Instructions for the task> Search the listing for the string "sluice" and copy every line that contains it.
[start]
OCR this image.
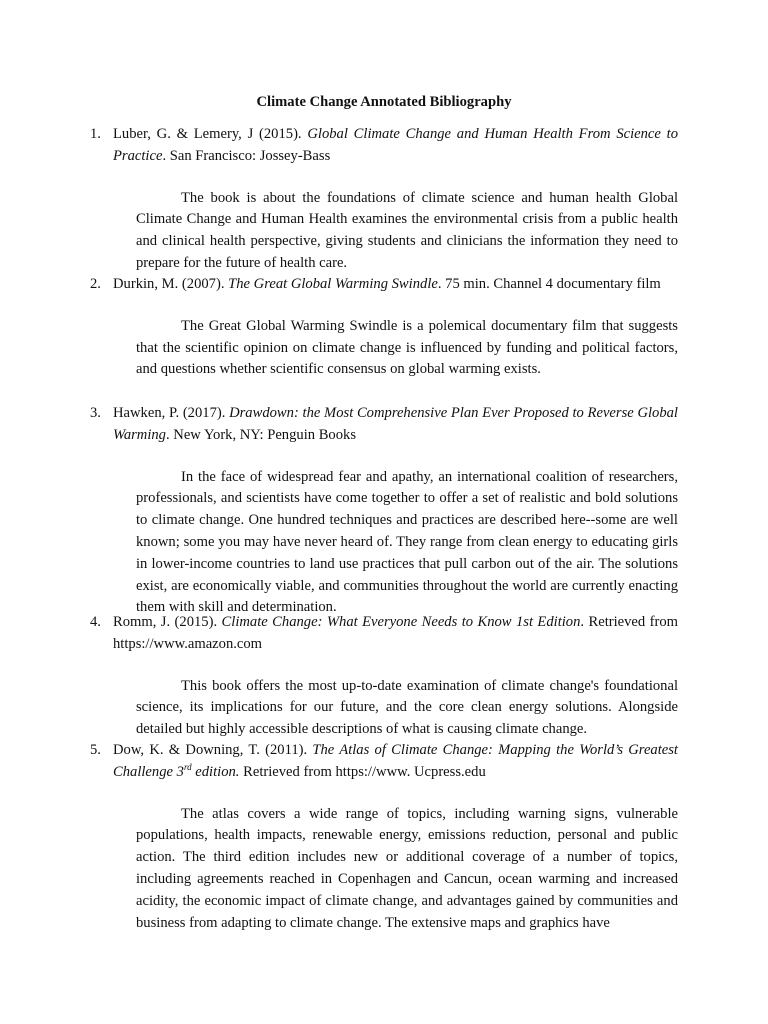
Climate Change Annotated Bibliography
1. Luber, G. & Lemery, J (2015). Global Climate Change and Human Health From Science to Practice. San Francisco: Jossey-Bass
The book is about the foundations of climate science and human health Global Climate Change and Human Health examines the environmental crisis from a public health and clinical health perspective, giving students and clinicians the information they need to prepare for the future of health care.
2. Durkin, M. (2007). The Great Global Warming Swindle. 75 min. Channel 4 documentary film
The Great Global Warming Swindle is a polemical documentary film that suggests that the scientific opinion on climate change is influenced by funding and political factors, and questions whether scientific consensus on global warming exists.
3. Hawken, P. (2017). Drawdown: the Most Comprehensive Plan Ever Proposed to Reverse Global Warming. New York, NY: Penguin Books
In the face of widespread fear and apathy, an international coalition of researchers, professionals, and scientists have come together to offer a set of realistic and bold solutions to climate change. One hundred techniques and practices are described here--some are well known; some you may have never heard of. They range from clean energy to educating girls in lower-income countries to land use practices that pull carbon out of the air. The solutions exist, are economically viable, and communities throughout the world are currently enacting them with skill and determination.
4. Romm, J. (2015). Climate Change: What Everyone Needs to Know 1st Edition. Retrieved from https://www.amazon.com
This book offers the most up-to-date examination of climate change's foundational science, its implications for our future, and the core clean energy solutions. Alongside detailed but highly accessible descriptions of what is causing climate change.
5. Dow, K. & Downing, T. (2011). The Atlas of Climate Change: Mapping the World’s Greatest Challenge 3rd edition. Retrieved from https://www. Ucpress.edu
The atlas covers a wide range of topics, including warning signs, vulnerable populations, health impacts, renewable energy, emissions reduction, personal and public action. The third edition includes new or additional coverage of a number of topics, including agreements reached in Copenhagen and Cancun, ocean warming and increased acidity, the economic impact of climate change, and advantages gained by communities and business from adapting to climate change. The extensive maps and graphics have
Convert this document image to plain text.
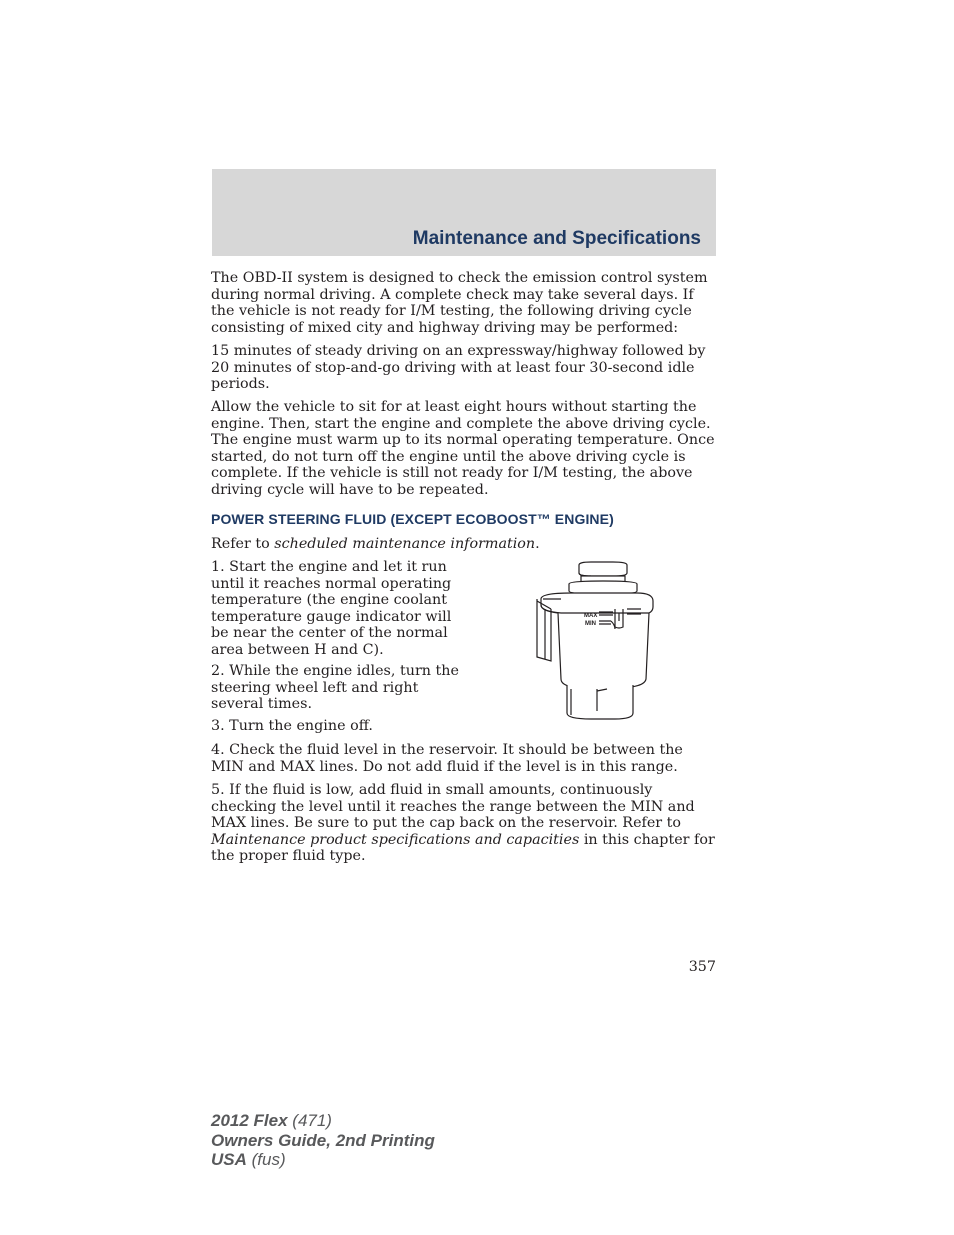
Maintenance and Specifications

The OBD-II system is designed to check the emission control system during normal driving. A complete check may take several days. If the vehicle is not ready for I/M testing, the following driving cycle consisting of mixed city and highway driving may be performed:

15 minutes of steady driving on an expressway/highway followed by 20 minutes of stop-and-go driving with at least four 30-second idle periods.

Allow the vehicle to sit for at least eight hours without starting the engine. Then, start the engine and complete the above driving cycle. The engine must warm up to its normal operating temperature. Once started, do not turn off the engine until the above driving cycle is complete. If the vehicle is still not ready for I/M testing, the above driving cycle will have to be repeated.

POWER STEERING FLUID (EXCEPT ECOBOOST™ ENGINE)

Refer to scheduled maintenance information.

1. Start the engine and let it run until it reaches normal operating temperature (the engine coolant temperature gauge indicator will be near the center of the normal area between H and C).

2. While the engine idles, turn the steering wheel left and right several times.

3. Turn the engine off.

4. Check the fluid level in the reservoir. It should be between the MIN and MAX lines. Do not add fluid if the level is in this range.

5. If the fluid is low, add fluid in small amounts, continuously checking the level until it reaches the range between the MIN and MAX lines. Be sure to put the cap back on the reservoir. Refer to Maintenance product specifications and capacities in this chapter for the proper fluid type.

MAX
MIN
357
2012 Flex (471)
Owners Guide, 2nd Printing
USA (fus)
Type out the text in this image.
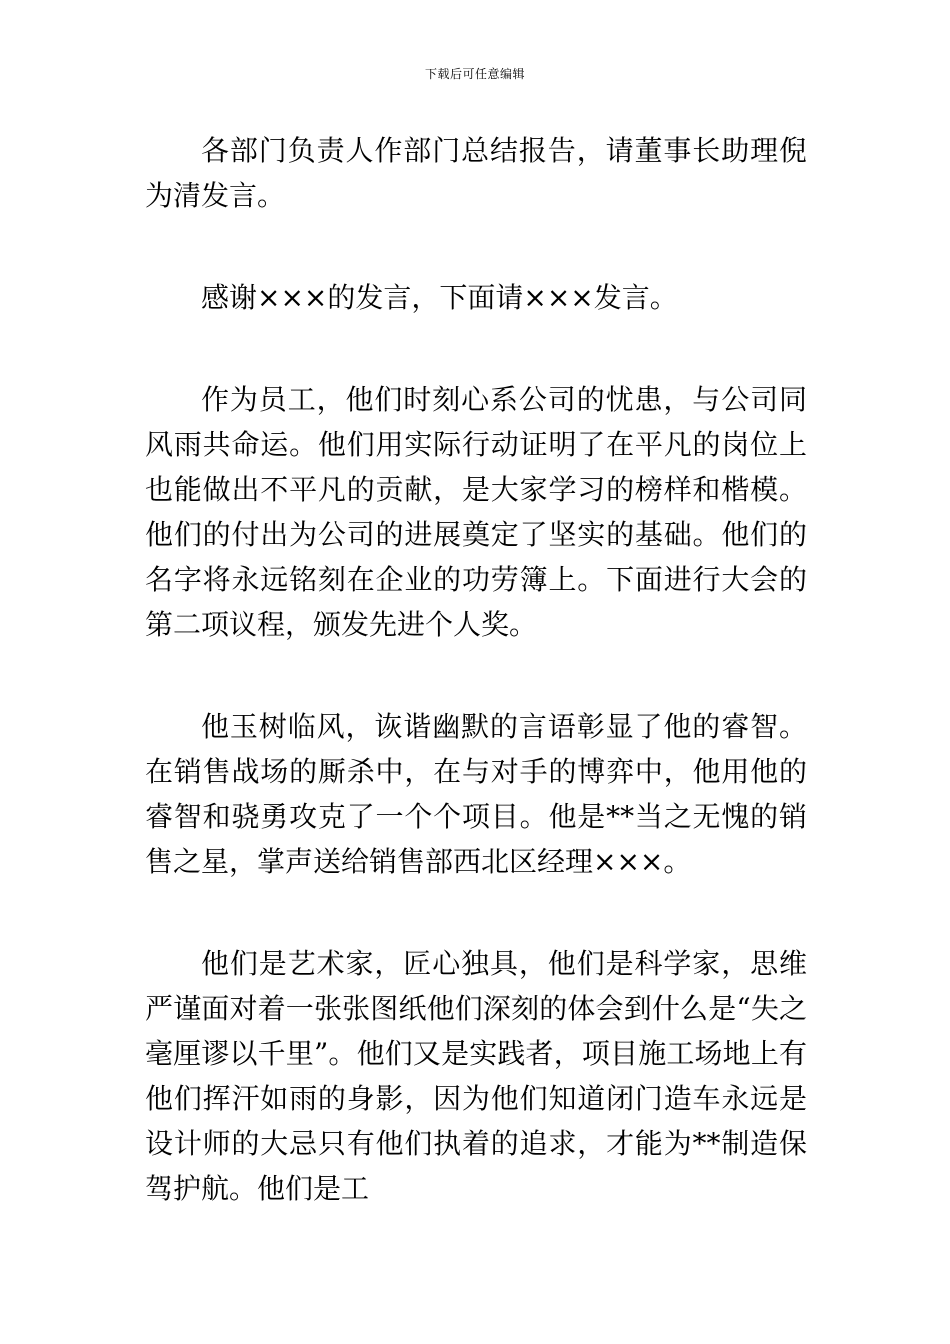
下载后可任意编辑

各部门负责人作部门总结报告，请董事长助理倪为清发言。

感谢×××的发言，下面请×××发言。

作为员工，他们时刻心系公司的忧患，与公司同风雨共命运。他们用实际行动证明了在平凡的岗位上也能做出不平凡的贡献，是大家学习的榜样和楷模。他们的付出为公司的进展奠定了坚实的基础。他们的名字将永远铭刻在企业的功劳簿上。下面进行大会的第二项议程，颁发先进个人奖。

他玉树临风，诙谐幽默的言语彰显了他的睿智。在销售战场的厮杀中，在与对手的博弈中，他用他的睿智和骁勇攻克了一个个项目。他是**当之无愧的销售之星，掌声送给销售部西北区经理×××。

他们是艺术家，匠心独具，他们是科学家，思维严谨面对着一张张图纸他们深刻的体会到什么是“失之毫厘谬以千里”。他们又是实践者，项目施工场地上有他们挥汗如雨的身影，因为他们知道闭门造车永远是设计师的大忌只有他们执着的追求，才能为**制造保驾护航。他们是工
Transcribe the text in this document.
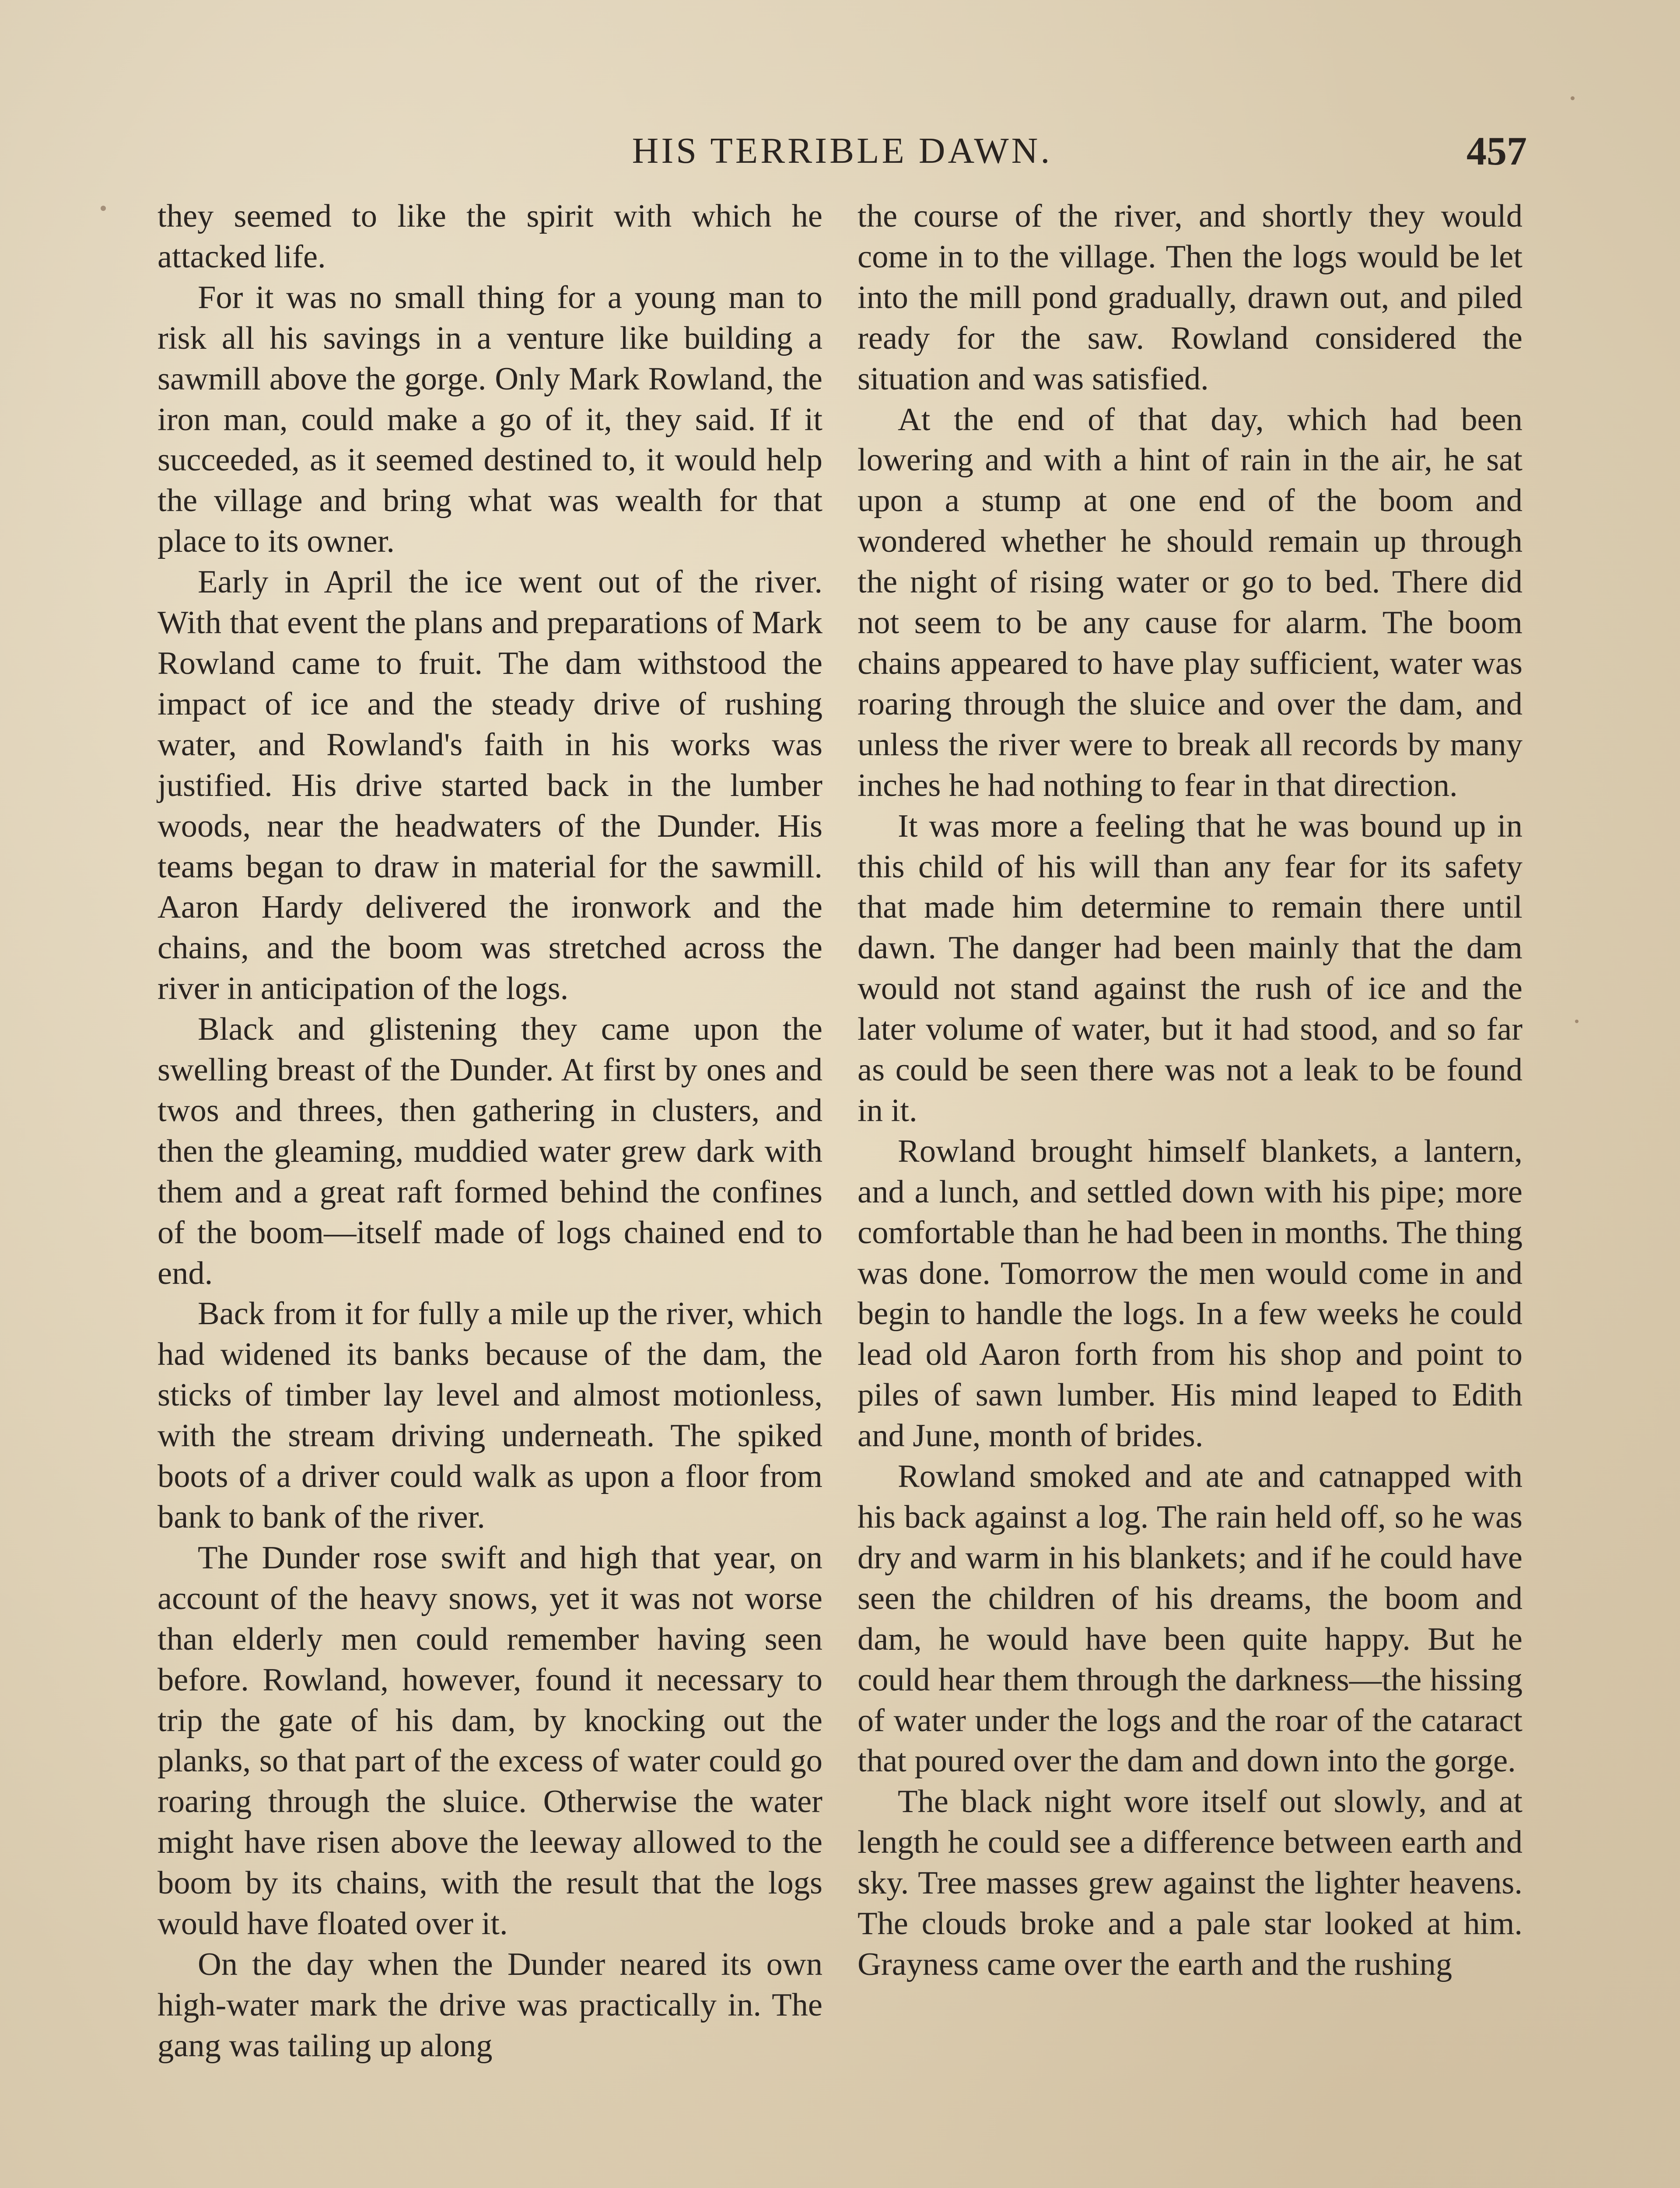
HIS TERRIBLE DAWN.	457

they seemed to like the spirit with which he attacked life.

For it was no small thing for a young man to risk all his savings in a venture like building a sawmill above the gorge. Only Mark Rowland, the iron man, could make a go of it, they said. If it succeeded, as it seemed destined to, it would help the village and bring what was wealth for that place to its owner.

Early in April the ice went out of the river. With that event the plans and preparations of Mark Rowland came to fruit. The dam withstood the impact of ice and the steady drive of rushing water, and Rowland's faith in his works was justified. His drive started back in the lumber woods, near the headwaters of the Dunder. His teams began to draw in material for the sawmill. Aaron Hardy delivered the ironwork and the chains, and the boom was stretched across the river in anticipation of the logs.

Black and glistening they came upon the swelling breast of the Dunder. At first by ones and twos and threes, then gathering in clusters, and then the gleaming, muddied water grew dark with them and a great raft formed behind the confines of the boom—itself made of logs chained end to end.

Back from it for fully a mile up the river, which had widened its banks because of the dam, the sticks of timber lay level and almost motionless, with the stream driving underneath. The spiked boots of a driver could walk as upon a floor from bank to bank of the river.

The Dunder rose swift and high that year, on account of the heavy snows, yet it was not worse than elderly men could remember having seen before. Rowland, however, found it necessary to trip the gate of his dam, by knocking out the planks, so that part of the excess of water could go roaring through the sluice. Otherwise the water might have risen above the leeway allowed to the boom by its chains, with the result that the logs would have floated over it.

On the day when the Dunder neared its own high-water mark the drive was practically in. The gang was tailing up along

the course of the river, and shortly they would come in to the village. Then the logs would be let into the mill pond gradually, drawn out, and piled ready for the saw. Rowland considered the situation and was satisfied.

At the end of that day, which had been lowering and with a hint of rain in the air, he sat upon a stump at one end of the boom and wondered whether he should remain up through the night of rising water or go to bed. There did not seem to be any cause for alarm. The boom chains appeared to have play sufficient, water was roaring through the sluice and over the dam, and unless the river were to break all records by many inches he had nothing to fear in that direction.

It was more a feeling that he was bound up in this child of his will than any fear for its safety that made him determine to remain there until dawn. The danger had been mainly that the dam would not stand against the rush of ice and the later volume of water, but it had stood, and so far as could be seen there was not a leak to be found in it.

Rowland brought himself blankets, a lantern, and a lunch, and settled down with his pipe; more comfortable than he had been in months. The thing was done. Tomorrow the men would come in and begin to handle the logs. In a few weeks he could lead old Aaron forth from his shop and point to piles of sawn lumber. His mind leaped to Edith and June, month of brides.

Rowland smoked and ate and catnapped with his back against a log. The rain held off, so he was dry and warm in his blankets; and if he could have seen the children of his dreams, the boom and dam, he would have been quite happy. But he could hear them through the darkness—the hissing of water under the logs and the roar of the cataract that poured over the dam and down into the gorge.

The black night wore itself out slowly, and at length he could see a difference between earth and sky. Tree masses grew against the lighter heavens. The clouds broke and a pale star looked at him. Grayness came over the earth and the rushing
[end]
Result for this exercise>
The Dunder rose swift and high that year, on account of the heavy snows, yet it was not worse than elderly men could remember having seen before. Rowland, however, found it necessary to trip the gate of his dam, by knocking out the planks, so that part of the excess of water could go roaring through the sluice. Otherwise the water might have risen above the leeway allowed to the boom by its chains, with the result that the logs would have floated over it.
At the end of that day, which had been lowering and with a hint of rain in the air, he sat upon a stump at one end of the boom and wondered whether he should remain up through the night of rising water or go to bed. There did not seem to be any cause for alarm. The boom chains appeared to have play sufficient, water was roaring through the sluice and over the dam, and unless the river were to break all records by many inches he had nothing to fear in that direction.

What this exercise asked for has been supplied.